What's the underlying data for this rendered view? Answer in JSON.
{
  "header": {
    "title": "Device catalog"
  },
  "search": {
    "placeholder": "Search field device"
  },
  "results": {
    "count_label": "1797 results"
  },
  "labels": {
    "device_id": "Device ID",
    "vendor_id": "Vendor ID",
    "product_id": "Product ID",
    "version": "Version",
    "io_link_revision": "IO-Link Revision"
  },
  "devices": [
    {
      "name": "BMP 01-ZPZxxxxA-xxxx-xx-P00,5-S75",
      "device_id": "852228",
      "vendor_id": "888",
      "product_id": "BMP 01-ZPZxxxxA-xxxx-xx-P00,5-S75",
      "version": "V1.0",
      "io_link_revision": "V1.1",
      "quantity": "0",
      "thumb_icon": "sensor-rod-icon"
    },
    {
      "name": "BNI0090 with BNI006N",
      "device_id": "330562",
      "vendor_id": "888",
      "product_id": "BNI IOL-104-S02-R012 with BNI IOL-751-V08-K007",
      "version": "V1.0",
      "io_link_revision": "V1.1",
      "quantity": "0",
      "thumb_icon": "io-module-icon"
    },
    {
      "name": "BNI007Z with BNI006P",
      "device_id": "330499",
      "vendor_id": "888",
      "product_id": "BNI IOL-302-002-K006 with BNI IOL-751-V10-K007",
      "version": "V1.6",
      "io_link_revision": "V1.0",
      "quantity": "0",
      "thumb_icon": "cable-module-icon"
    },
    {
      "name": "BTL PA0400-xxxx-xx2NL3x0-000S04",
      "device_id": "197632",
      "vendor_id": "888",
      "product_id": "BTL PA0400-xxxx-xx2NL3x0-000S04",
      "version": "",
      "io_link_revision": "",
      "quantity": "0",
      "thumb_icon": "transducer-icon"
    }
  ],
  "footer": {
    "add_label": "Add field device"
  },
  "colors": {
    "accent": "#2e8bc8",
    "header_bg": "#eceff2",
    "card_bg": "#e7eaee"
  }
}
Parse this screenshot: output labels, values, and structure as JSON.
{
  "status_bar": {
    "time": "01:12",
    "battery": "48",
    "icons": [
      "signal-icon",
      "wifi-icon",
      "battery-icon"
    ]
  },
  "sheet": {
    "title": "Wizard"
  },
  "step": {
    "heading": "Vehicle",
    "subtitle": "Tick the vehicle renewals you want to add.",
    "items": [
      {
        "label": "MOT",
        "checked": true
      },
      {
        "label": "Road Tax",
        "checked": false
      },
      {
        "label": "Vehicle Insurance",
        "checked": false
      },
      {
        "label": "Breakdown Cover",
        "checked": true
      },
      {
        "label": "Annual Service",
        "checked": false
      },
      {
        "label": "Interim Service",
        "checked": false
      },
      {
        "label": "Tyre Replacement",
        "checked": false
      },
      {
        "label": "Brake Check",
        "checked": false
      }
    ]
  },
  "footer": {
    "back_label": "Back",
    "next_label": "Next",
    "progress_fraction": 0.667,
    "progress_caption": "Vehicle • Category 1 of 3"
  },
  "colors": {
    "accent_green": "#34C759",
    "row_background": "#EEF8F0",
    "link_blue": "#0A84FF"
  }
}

__________

## Exercise
Wherever the string "with" appears in the entries above, list that line.

## Reply to the task
      "name": "BNI0090 with BNI006N",
      "product_id": "BNI IOL-104-S02-R012 with BNI IOL-751-V08-K007",
      "name": "BNI007Z with BNI006P",
      "product_id": "BNI IOL-302-002-K006 with BNI IOL-751-V10-K007",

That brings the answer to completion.